▸ **WHAT THE EXERCISE ASKS**: Go through the entries below and copy each line containing the word "name".

▸ **SOURCE DATA**:

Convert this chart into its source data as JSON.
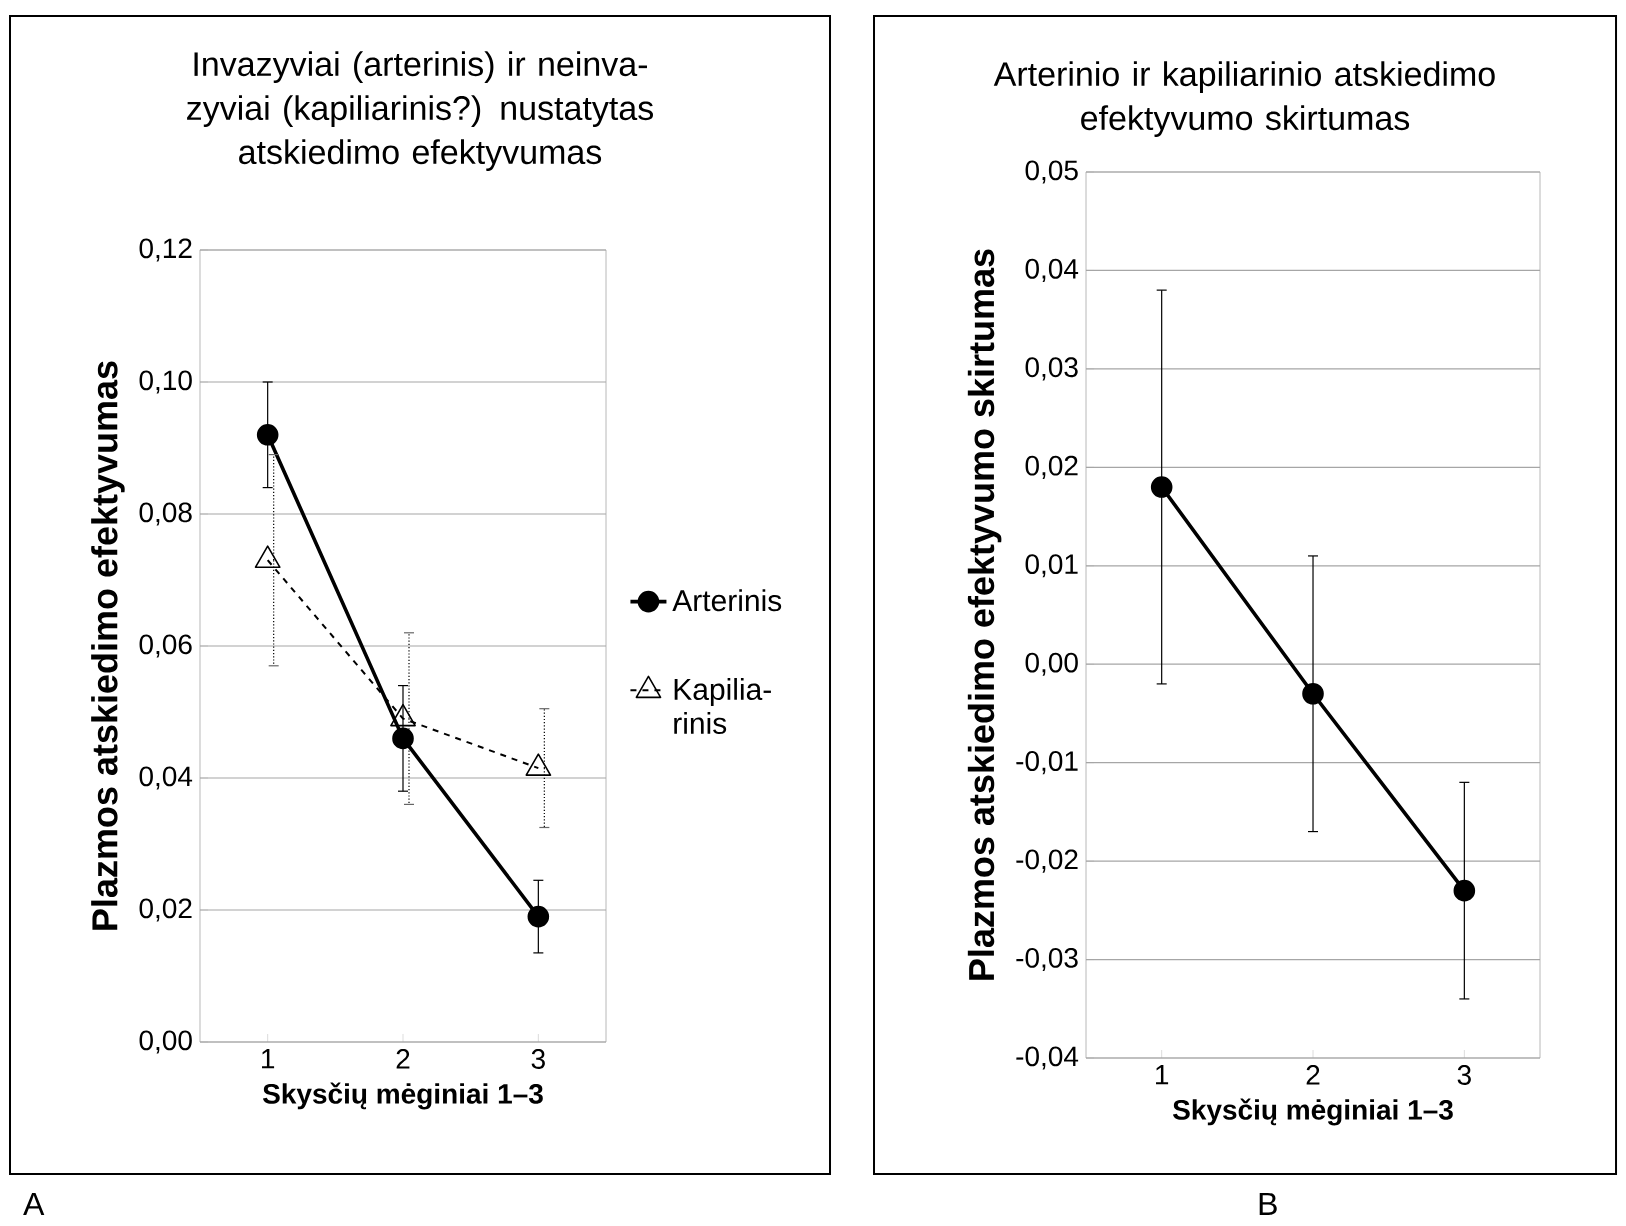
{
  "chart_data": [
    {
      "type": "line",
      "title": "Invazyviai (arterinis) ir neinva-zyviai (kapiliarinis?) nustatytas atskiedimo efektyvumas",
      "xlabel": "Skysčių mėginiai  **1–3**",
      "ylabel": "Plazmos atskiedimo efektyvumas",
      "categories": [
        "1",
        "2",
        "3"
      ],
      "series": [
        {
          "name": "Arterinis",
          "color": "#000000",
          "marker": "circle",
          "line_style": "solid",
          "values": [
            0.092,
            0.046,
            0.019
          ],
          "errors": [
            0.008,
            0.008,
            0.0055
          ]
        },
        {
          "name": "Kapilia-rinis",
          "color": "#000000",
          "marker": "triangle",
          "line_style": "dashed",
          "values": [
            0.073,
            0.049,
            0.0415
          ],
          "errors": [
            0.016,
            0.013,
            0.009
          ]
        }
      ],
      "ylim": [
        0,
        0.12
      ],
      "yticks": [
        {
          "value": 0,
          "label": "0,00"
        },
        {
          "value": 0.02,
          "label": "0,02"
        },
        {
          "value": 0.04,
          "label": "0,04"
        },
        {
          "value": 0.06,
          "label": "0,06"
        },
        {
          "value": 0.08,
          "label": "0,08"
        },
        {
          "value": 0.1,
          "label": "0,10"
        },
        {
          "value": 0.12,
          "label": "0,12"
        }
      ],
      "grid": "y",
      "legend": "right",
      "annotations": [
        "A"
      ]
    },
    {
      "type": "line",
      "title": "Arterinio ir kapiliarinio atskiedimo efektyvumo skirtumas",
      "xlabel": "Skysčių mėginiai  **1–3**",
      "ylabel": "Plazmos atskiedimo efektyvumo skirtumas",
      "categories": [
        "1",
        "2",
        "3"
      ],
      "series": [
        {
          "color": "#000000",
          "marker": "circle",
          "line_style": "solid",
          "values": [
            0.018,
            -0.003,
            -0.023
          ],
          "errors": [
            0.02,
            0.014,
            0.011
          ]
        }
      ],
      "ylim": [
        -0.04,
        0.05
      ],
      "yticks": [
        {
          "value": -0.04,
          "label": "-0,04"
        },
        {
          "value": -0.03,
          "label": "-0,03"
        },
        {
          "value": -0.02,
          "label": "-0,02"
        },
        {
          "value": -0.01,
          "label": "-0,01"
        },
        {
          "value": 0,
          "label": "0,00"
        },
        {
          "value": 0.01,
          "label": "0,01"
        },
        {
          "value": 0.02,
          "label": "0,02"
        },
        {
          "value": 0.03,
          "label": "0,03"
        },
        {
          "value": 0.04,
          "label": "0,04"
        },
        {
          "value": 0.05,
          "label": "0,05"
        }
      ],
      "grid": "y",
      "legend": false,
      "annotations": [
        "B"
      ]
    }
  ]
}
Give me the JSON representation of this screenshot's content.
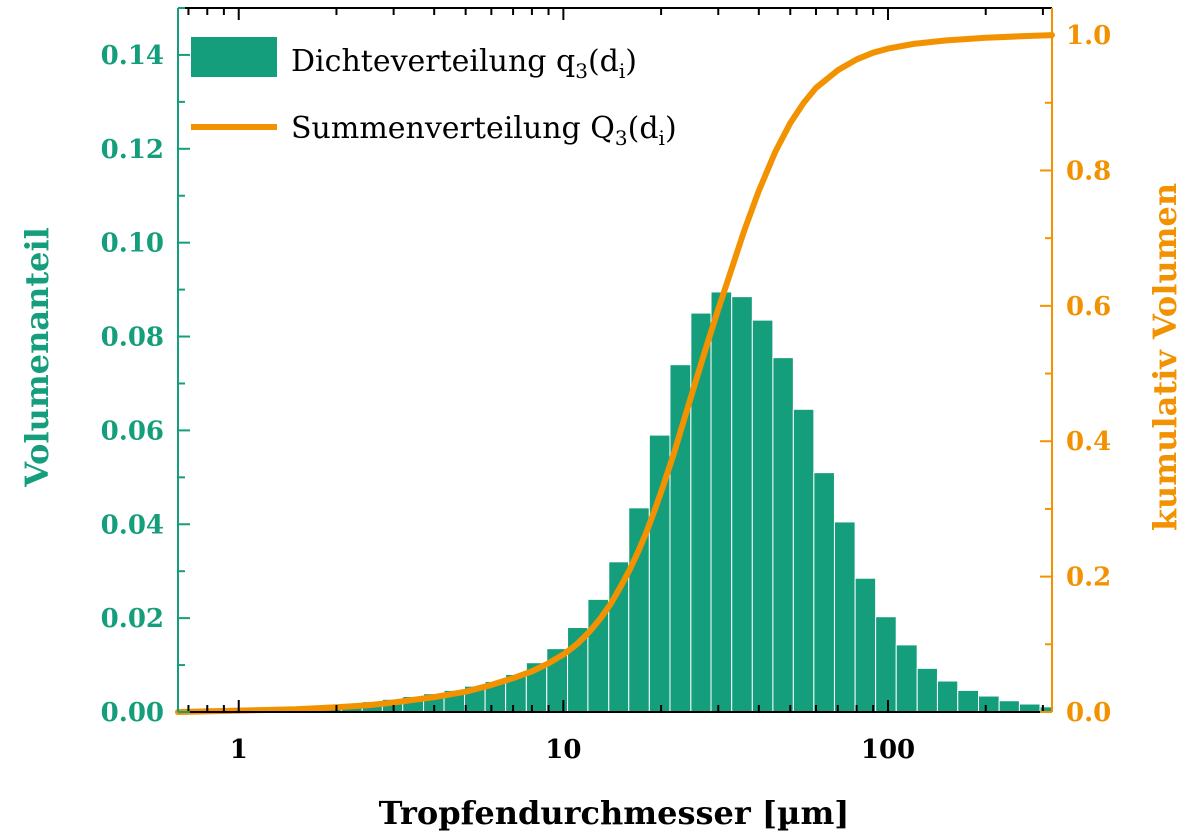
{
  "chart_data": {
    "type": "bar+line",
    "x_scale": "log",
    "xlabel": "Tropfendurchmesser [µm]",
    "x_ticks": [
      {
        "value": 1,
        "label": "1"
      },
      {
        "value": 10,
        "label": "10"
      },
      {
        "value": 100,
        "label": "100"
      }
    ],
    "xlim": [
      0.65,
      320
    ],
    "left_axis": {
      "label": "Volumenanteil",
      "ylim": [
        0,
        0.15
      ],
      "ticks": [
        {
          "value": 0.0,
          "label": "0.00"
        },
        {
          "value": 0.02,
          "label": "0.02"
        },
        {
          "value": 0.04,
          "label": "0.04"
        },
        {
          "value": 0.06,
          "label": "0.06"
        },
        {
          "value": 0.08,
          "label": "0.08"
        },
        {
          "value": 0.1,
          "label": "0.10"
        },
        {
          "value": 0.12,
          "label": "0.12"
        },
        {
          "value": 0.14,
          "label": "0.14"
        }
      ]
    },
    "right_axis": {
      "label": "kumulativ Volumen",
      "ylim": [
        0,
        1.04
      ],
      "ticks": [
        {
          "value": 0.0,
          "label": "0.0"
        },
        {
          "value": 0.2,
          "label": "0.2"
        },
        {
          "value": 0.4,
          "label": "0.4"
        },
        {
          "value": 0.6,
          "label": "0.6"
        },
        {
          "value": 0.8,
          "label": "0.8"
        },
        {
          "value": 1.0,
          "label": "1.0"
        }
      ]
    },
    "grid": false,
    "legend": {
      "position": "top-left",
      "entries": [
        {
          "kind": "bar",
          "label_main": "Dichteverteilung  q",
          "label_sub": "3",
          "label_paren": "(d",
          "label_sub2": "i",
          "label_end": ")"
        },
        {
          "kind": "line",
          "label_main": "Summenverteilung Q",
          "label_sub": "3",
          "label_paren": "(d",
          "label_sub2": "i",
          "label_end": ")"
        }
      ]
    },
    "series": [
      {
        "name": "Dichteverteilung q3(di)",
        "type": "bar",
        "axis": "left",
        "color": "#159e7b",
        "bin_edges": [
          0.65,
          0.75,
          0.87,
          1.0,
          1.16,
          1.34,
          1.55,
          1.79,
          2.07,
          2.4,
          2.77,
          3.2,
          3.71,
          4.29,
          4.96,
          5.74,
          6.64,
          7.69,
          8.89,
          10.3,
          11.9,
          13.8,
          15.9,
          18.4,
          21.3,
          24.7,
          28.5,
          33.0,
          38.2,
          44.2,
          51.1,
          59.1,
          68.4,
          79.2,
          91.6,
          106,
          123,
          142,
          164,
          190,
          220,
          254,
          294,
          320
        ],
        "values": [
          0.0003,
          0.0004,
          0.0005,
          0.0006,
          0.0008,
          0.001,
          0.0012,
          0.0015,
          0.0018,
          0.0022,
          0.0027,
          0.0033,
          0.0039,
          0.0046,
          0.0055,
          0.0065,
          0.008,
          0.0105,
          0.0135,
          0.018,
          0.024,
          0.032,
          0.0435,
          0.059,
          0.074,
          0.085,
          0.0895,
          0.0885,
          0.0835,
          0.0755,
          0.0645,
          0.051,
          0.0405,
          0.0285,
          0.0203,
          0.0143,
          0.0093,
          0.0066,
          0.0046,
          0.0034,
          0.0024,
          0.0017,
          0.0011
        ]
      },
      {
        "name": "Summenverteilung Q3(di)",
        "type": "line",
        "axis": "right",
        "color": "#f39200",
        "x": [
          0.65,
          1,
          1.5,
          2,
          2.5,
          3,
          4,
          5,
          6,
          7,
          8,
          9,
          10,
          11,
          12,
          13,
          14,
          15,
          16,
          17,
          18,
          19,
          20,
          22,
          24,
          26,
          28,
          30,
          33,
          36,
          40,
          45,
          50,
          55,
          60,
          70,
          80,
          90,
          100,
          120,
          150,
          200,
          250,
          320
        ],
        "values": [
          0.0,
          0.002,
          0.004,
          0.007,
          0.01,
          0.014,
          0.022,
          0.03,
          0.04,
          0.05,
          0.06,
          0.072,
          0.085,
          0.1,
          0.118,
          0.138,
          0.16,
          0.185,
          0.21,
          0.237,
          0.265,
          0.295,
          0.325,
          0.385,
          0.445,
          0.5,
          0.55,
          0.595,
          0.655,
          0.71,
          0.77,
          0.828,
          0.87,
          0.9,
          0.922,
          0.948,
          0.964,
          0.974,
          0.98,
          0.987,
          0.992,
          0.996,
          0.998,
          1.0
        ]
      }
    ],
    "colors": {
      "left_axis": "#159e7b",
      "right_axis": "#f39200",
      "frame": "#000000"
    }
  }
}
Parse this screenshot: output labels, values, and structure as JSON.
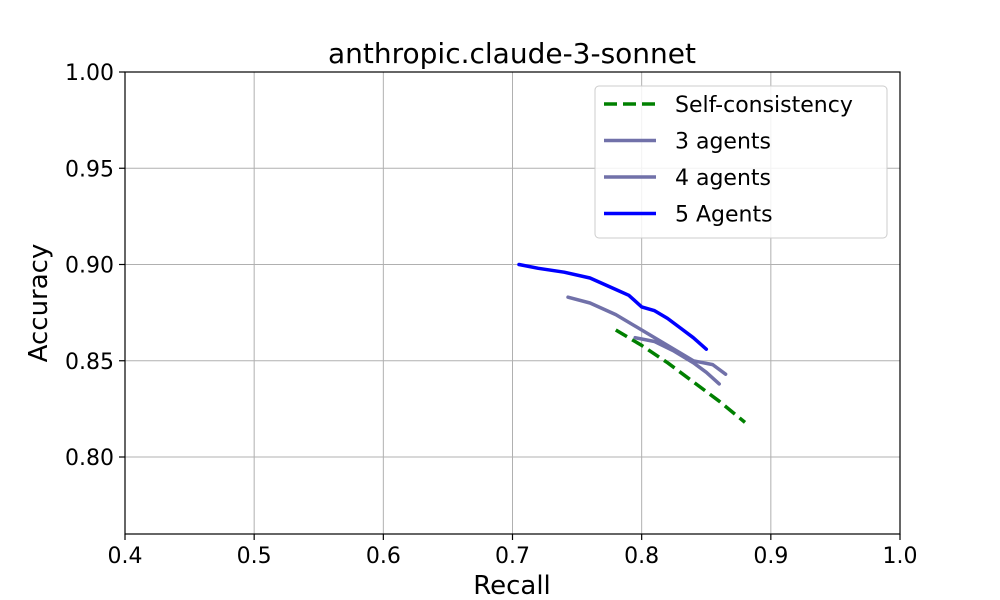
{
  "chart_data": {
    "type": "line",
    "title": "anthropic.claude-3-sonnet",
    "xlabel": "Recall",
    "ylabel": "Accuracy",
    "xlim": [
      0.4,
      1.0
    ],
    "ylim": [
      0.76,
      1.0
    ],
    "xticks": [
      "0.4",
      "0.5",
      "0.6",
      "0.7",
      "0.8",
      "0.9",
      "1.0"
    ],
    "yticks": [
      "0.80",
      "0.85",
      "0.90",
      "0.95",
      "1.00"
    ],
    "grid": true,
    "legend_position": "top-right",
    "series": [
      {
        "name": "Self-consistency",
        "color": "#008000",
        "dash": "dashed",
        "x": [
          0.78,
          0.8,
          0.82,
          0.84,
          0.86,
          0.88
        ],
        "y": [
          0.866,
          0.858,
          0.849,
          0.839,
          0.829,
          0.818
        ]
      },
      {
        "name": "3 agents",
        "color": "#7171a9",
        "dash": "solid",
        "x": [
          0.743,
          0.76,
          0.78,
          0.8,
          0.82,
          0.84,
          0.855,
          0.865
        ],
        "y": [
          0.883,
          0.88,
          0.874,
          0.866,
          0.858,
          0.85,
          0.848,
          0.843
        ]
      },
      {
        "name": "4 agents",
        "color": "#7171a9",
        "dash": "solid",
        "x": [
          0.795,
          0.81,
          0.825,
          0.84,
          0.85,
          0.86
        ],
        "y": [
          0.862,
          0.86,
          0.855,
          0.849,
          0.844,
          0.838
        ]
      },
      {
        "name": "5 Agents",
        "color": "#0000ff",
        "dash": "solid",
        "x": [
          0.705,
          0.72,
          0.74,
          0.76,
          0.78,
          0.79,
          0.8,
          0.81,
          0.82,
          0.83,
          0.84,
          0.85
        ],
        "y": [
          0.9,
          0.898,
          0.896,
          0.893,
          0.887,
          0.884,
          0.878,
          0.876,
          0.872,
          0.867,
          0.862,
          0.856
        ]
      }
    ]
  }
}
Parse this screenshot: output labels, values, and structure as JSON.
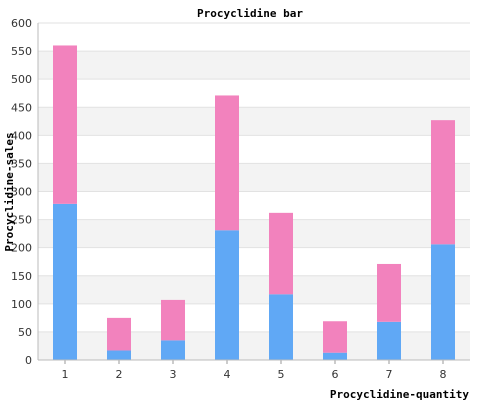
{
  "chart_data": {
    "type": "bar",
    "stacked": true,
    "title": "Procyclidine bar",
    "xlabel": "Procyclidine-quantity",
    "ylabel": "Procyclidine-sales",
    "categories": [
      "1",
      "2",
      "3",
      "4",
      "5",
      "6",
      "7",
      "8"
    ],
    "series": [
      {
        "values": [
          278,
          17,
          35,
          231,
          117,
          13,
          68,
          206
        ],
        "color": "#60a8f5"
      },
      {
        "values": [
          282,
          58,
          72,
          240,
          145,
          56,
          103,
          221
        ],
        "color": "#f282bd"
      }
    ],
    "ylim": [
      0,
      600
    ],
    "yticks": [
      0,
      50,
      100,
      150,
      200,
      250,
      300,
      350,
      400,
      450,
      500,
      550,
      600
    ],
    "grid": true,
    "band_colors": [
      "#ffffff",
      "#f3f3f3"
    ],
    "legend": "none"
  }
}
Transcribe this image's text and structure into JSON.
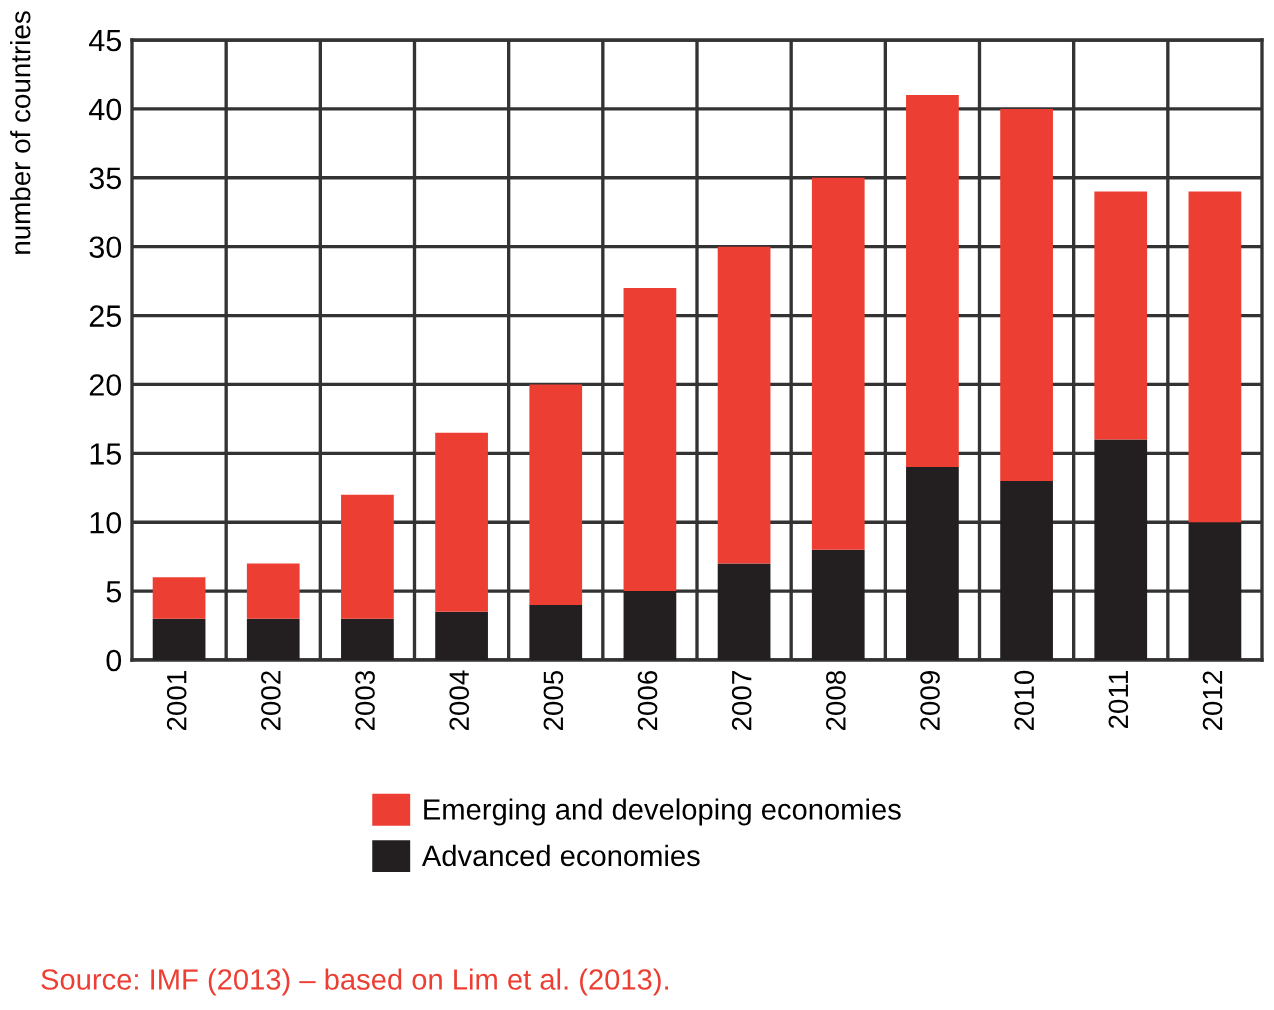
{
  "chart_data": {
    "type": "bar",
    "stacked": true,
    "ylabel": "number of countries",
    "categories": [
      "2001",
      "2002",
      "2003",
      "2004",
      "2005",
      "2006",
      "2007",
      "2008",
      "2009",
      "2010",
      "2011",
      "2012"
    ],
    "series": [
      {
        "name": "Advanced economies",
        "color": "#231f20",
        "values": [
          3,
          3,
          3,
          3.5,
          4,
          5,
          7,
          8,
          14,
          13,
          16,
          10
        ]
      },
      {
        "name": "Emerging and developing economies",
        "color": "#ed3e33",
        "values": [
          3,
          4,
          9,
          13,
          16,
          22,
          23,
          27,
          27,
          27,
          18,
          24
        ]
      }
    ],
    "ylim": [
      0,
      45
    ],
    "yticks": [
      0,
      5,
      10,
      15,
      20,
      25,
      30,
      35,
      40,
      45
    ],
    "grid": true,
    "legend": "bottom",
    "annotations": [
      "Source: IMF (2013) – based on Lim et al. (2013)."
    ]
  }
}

▸ **SOLUTION TO THIS EXERCISE**:
          "name": "Arterinis",
          "name": "Kapilia-rinis",
        "name": "Dichteverteilung q3(di)",
        "name": "Summenverteilung Q3(di)",
        "name": "Self-consistency",
        "name": "3 agents",
        "name": "4 agents",
        "name": "5 Agents",
        "name": "Advanced economies",
        "name": "Emerging and developing economies",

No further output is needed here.